§ **The problem**
Below are records to transcribe exactly, without their pictures.

§ **Entries provided**
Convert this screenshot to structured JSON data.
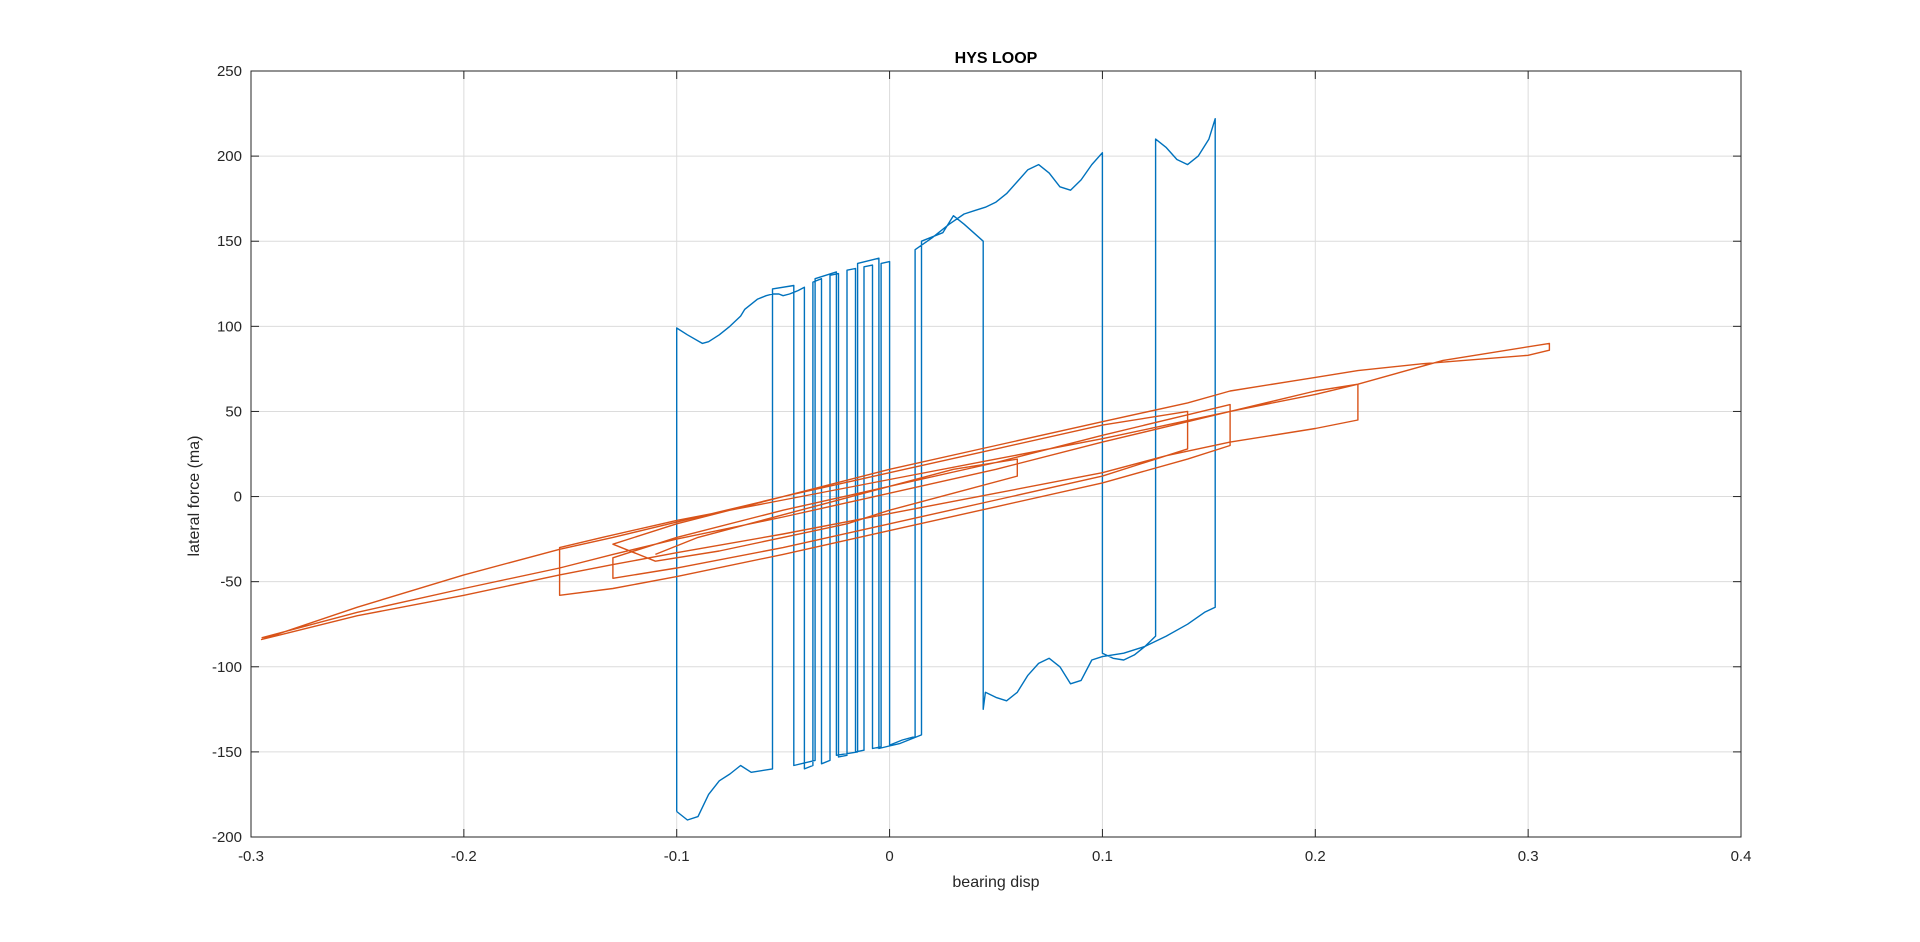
{
  "chart_data": {
    "type": "line",
    "title": "HYS LOOP",
    "xlabel": "bearing disp",
    "ylabel": "lateral force (ma)",
    "xlim": [
      -0.3,
      0.4
    ],
    "ylim": [
      -200,
      250
    ],
    "xticks": [
      -0.3,
      -0.2,
      -0.1,
      0,
      0.1,
      0.2,
      0.3,
      0.4
    ],
    "xtick_labels": [
      "-0.3",
      "-0.2",
      "-0.1",
      "0",
      "0.1",
      "0.2",
      "0.3",
      "0.4"
    ],
    "yticks": [
      -200,
      -150,
      -100,
      -50,
      0,
      50,
      100,
      150,
      200,
      250
    ],
    "ytick_labels": [
      "-200",
      "-150",
      "-100",
      "-50",
      "0",
      "50",
      "100",
      "150",
      "200",
      "250"
    ],
    "grid": true,
    "box": true,
    "series": [
      {
        "color": "#0072BD",
        "x": [
          -0.1,
          -0.1,
          -0.095,
          -0.088,
          -0.085,
          -0.08,
          -0.075,
          -0.07,
          -0.068,
          -0.065,
          -0.062,
          -0.058,
          -0.055,
          -0.052,
          -0.05,
          -0.047,
          -0.045,
          -0.043,
          -0.04,
          -0.04,
          -0.036,
          -0.036,
          -0.032,
          -0.032,
          -0.028,
          -0.028,
          -0.024,
          -0.024,
          -0.02,
          -0.02,
          -0.016,
          -0.016,
          -0.012,
          -0.012,
          -0.008,
          -0.008,
          -0.004,
          -0.004,
          0.0,
          0.0,
          0.006,
          0.012,
          0.012,
          0.02,
          0.028,
          0.035,
          0.04,
          0.045,
          0.05,
          0.055,
          0.06,
          0.065,
          0.07,
          0.075,
          0.08,
          0.085,
          0.09,
          0.095,
          0.1,
          0.1,
          0.105,
          0.11,
          0.115,
          0.12,
          0.125,
          0.125,
          0.13,
          0.135,
          0.14,
          0.145,
          0.15,
          0.153,
          0.153,
          0.148,
          0.14,
          0.13,
          0.12,
          0.11,
          0.1,
          0.095,
          0.09,
          0.085,
          0.08,
          0.075,
          0.07,
          0.065,
          0.06,
          0.055,
          0.05,
          0.045,
          0.044,
          0.044,
          0.035,
          0.03,
          0.025,
          0.015,
          0.015,
          0.005,
          -0.005,
          -0.005,
          -0.015,
          -0.015,
          -0.025,
          -0.025,
          -0.035,
          -0.035,
          -0.045,
          -0.045,
          -0.055,
          -0.055,
          -0.065,
          -0.07,
          -0.075,
          -0.08,
          -0.085,
          -0.09,
          -0.095,
          -0.1
        ],
        "y": [
          -185,
          99,
          95,
          90,
          91,
          95,
          100,
          106,
          110,
          113,
          116,
          118,
          119,
          119,
          118,
          119,
          120,
          121,
          123,
          -160,
          -158,
          126,
          128,
          -157,
          -155,
          130,
          131,
          -153,
          -152,
          133,
          134,
          -150,
          -149,
          135,
          136,
          -148,
          -147,
          137,
          138,
          -146,
          -143,
          -141,
          145,
          152,
          160,
          166,
          168,
          170,
          173,
          178,
          185,
          192,
          195,
          190,
          182,
          180,
          186,
          195,
          202,
          -92,
          -95,
          -96,
          -93,
          -88,
          -82,
          210,
          205,
          198,
          195,
          200,
          210,
          222,
          -65,
          -68,
          -75,
          -82,
          -88,
          -92,
          -94,
          -96,
          -108,
          -110,
          -100,
          -95,
          -98,
          -105,
          -115,
          -120,
          -118,
          -115,
          -125,
          150,
          160,
          165,
          155,
          150,
          -140,
          -145,
          -148,
          140,
          137,
          -150,
          -152,
          132,
          128,
          -155,
          -158,
          124,
          122,
          -160,
          -162,
          -158,
          -163,
          -167,
          -175,
          -188,
          -190,
          -185
        ]
      },
      {
        "color": "#D95319",
        "x": [
          -0.295,
          -0.25,
          -0.2,
          -0.155,
          -0.13,
          -0.1,
          -0.05,
          0.0,
          0.05,
          0.1,
          0.14,
          0.16,
          0.2,
          0.22,
          0.26,
          0.31,
          0.31,
          0.3,
          0.25,
          0.22,
          0.2,
          0.16,
          0.14,
          0.1,
          0.05,
          0.0,
          -0.05,
          -0.1,
          -0.13,
          -0.155,
          -0.2,
          -0.25,
          -0.295,
          -0.295,
          -0.25,
          -0.2,
          -0.155,
          -0.13,
          -0.1,
          -0.05,
          0.0,
          0.05,
          0.1,
          0.13,
          0.16,
          0.2,
          0.22,
          0.22,
          0.2,
          0.16,
          0.13,
          0.1,
          0.05,
          0.0,
          -0.05,
          -0.1,
          -0.135,
          -0.155,
          -0.155,
          -0.13,
          -0.1,
          -0.05,
          0.0,
          0.05,
          0.1,
          0.14,
          0.16,
          0.16,
          0.14,
          0.1,
          0.05,
          0.0,
          -0.05,
          -0.1,
          -0.13,
          -0.13,
          -0.1,
          -0.05,
          0.0,
          0.05,
          0.1,
          0.14,
          0.14,
          0.1,
          0.05,
          0.0,
          -0.05,
          -0.1,
          -0.13,
          -0.11,
          -0.08,
          -0.05,
          -0.02,
          0.0,
          0.03,
          0.06,
          0.06,
          0.03,
          0.0,
          -0.03,
          -0.06,
          -0.09,
          -0.11
        ],
        "y": [
          -83,
          -68,
          -54,
          -42,
          -34,
          -25,
          -12,
          2,
          16,
          32,
          44,
          50,
          62,
          66,
          80,
          90,
          86,
          83,
          78,
          74,
          70,
          62,
          55,
          44,
          30,
          16,
          0,
          -15,
          -24,
          -31,
          -46,
          -65,
          -84,
          -84,
          -70,
          -58,
          -46,
          -40,
          -33,
          -22,
          -10,
          2,
          14,
          24,
          32,
          40,
          45,
          66,
          60,
          50,
          42,
          34,
          22,
          10,
          -2,
          -14,
          -24,
          -30,
          -58,
          -54,
          -47,
          -34,
          -20,
          -6,
          8,
          22,
          30,
          54,
          48,
          36,
          20,
          6,
          -8,
          -24,
          -36,
          -48,
          -42,
          -30,
          -16,
          -2,
          12,
          28,
          50,
          42,
          28,
          14,
          0,
          -16,
          -28,
          -38,
          -32,
          -24,
          -16,
          -8,
          2,
          12,
          22,
          16,
          6,
          -4,
          -14,
          -24,
          -34
        ]
      }
    ]
  }
}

§ **Completed exercise**
Convert this screenshot to structured JSON data.
{
  "chart_data": {
    "type": "line",
    "title": "HYS LOOP",
    "xlabel": "bearing disp",
    "ylabel": "lateral force (ma)",
    "xlim": [
      -0.3,
      0.4
    ],
    "ylim": [
      -200,
      250
    ],
    "xticks": [
      -0.3,
      -0.2,
      -0.1,
      0,
      0.1,
      0.2,
      0.3,
      0.4
    ],
    "xtick_labels": [
      "-0.3",
      "-0.2",
      "-0.1",
      "0",
      "0.1",
      "0.2",
      "0.3",
      "0.4"
    ],
    "yticks": [
      -200,
      -150,
      -100,
      -50,
      0,
      50,
      100,
      150,
      200,
      250
    ],
    "ytick_labels": [
      "-200",
      "-150",
      "-100",
      "-50",
      "0",
      "50",
      "100",
      "150",
      "200",
      "250"
    ],
    "grid": true,
    "box": true,
    "series": [
      {
        "color": "#0072BD",
        "x": [
          -0.1,
          -0.1,
          -0.095,
          -0.088,
          -0.085,
          -0.08,
          -0.075,
          -0.07,
          -0.068,
          -0.065,
          -0.062,
          -0.058,
          -0.055,
          -0.052,
          -0.05,
          -0.047,
          -0.045,
          -0.043,
          -0.04,
          -0.04,
          -0.036,
          -0.036,
          -0.032,
          -0.032,
          -0.028,
          -0.028,
          -0.024,
          -0.024,
          -0.02,
          -0.02,
          -0.016,
          -0.016,
          -0.012,
          -0.012,
          -0.008,
          -0.008,
          -0.004,
          -0.004,
          0.0,
          0.0,
          0.006,
          0.012,
          0.012,
          0.02,
          0.028,
          0.035,
          0.04,
          0.045,
          0.05,
          0.055,
          0.06,
          0.065,
          0.07,
          0.075,
          0.08,
          0.085,
          0.09,
          0.095,
          0.1,
          0.1,
          0.105,
          0.11,
          0.115,
          0.12,
          0.125,
          0.125,
          0.13,
          0.135,
          0.14,
          0.145,
          0.15,
          0.153,
          0.153,
          0.148,
          0.14,
          0.13,
          0.12,
          0.11,
          0.1,
          0.095,
          0.09,
          0.085,
          0.08,
          0.075,
          0.07,
          0.065,
          0.06,
          0.055,
          0.05,
          0.045,
          0.044,
          0.044,
          0.035,
          0.03,
          0.025,
          0.015,
          0.015,
          0.005,
          -0.005,
          -0.005,
          -0.015,
          -0.015,
          -0.025,
          -0.025,
          -0.035,
          -0.035,
          -0.045,
          -0.045,
          -0.055,
          -0.055,
          -0.065,
          -0.07,
          -0.075,
          -0.08,
          -0.085,
          -0.09,
          -0.095,
          -0.1
        ],
        "y": [
          -185,
          99,
          95,
          90,
          91,
          95,
          100,
          106,
          110,
          113,
          116,
          118,
          119,
          119,
          118,
          119,
          120,
          121,
          123,
          -160,
          -158,
          126,
          128,
          -157,
          -155,
          130,
          131,
          -153,
          -152,
          133,
          134,
          -150,
          -149,
          135,
          136,
          -148,
          -147,
          137,
          138,
          -146,
          -143,
          -141,
          145,
          152,
          160,
          166,
          168,
          170,
          173,
          178,
          185,
          192,
          195,
          190,
          182,
          180,
          186,
          195,
          202,
          -92,
          -95,
          -96,
          -93,
          -88,
          -82,
          210,
          205,
          198,
          195,
          200,
          210,
          222,
          -65,
          -68,
          -75,
          -82,
          -88,
          -92,
          -94,
          -96,
          -108,
          -110,
          -100,
          -95,
          -98,
          -105,
          -115,
          -120,
          -118,
          -115,
          -125,
          150,
          160,
          165,
          155,
          150,
          -140,
          -145,
          -148,
          140,
          137,
          -150,
          -152,
          132,
          128,
          -155,
          -158,
          124,
          122,
          -160,
          -162,
          -158,
          -163,
          -167,
          -175,
          -188,
          -190,
          -185
        ]
      },
      {
        "color": "#D95319",
        "x": [
          -0.295,
          -0.25,
          -0.2,
          -0.155,
          -0.13,
          -0.1,
          -0.05,
          0.0,
          0.05,
          0.1,
          0.14,
          0.16,
          0.2,
          0.22,
          0.26,
          0.31,
          0.31,
          0.3,
          0.25,
          0.22,
          0.2,
          0.16,
          0.14,
          0.1,
          0.05,
          0.0,
          -0.05,
          -0.1,
          -0.13,
          -0.155,
          -0.2,
          -0.25,
          -0.295,
          -0.295,
          -0.25,
          -0.2,
          -0.155,
          -0.13,
          -0.1,
          -0.05,
          0.0,
          0.05,
          0.1,
          0.13,
          0.16,
          0.2,
          0.22,
          0.22,
          0.2,
          0.16,
          0.13,
          0.1,
          0.05,
          0.0,
          -0.05,
          -0.1,
          -0.135,
          -0.155,
          -0.155,
          -0.13,
          -0.1,
          -0.05,
          0.0,
          0.05,
          0.1,
          0.14,
          0.16,
          0.16,
          0.14,
          0.1,
          0.05,
          0.0,
          -0.05,
          -0.1,
          -0.13,
          -0.13,
          -0.1,
          -0.05,
          0.0,
          0.05,
          0.1,
          0.14,
          0.14,
          0.1,
          0.05,
          0.0,
          -0.05,
          -0.1,
          -0.13,
          -0.11,
          -0.08,
          -0.05,
          -0.02,
          0.0,
          0.03,
          0.06,
          0.06,
          0.03,
          0.0,
          -0.03,
          -0.06,
          -0.09,
          -0.11
        ],
        "y": [
          -83,
          -68,
          -54,
          -42,
          -34,
          -25,
          -12,
          2,
          16,
          32,
          44,
          50,
          62,
          66,
          80,
          90,
          86,
          83,
          78,
          74,
          70,
          62,
          55,
          44,
          30,
          16,
          0,
          -15,
          -24,
          -31,
          -46,
          -65,
          -84,
          -84,
          -70,
          -58,
          -46,
          -40,
          -33,
          -22,
          -10,
          2,
          14,
          24,
          32,
          40,
          45,
          66,
          60,
          50,
          42,
          34,
          22,
          10,
          -2,
          -14,
          -24,
          -30,
          -58,
          -54,
          -47,
          -34,
          -20,
          -6,
          8,
          22,
          30,
          54,
          48,
          36,
          20,
          6,
          -8,
          -24,
          -36,
          -48,
          -42,
          -30,
          -16,
          -2,
          12,
          28,
          50,
          42,
          28,
          14,
          0,
          -16,
          -28,
          -38,
          -32,
          -24,
          -16,
          -8,
          2,
          12,
          22,
          16,
          6,
          -4,
          -14,
          -24,
          -34
        ]
      }
    ]
  }
}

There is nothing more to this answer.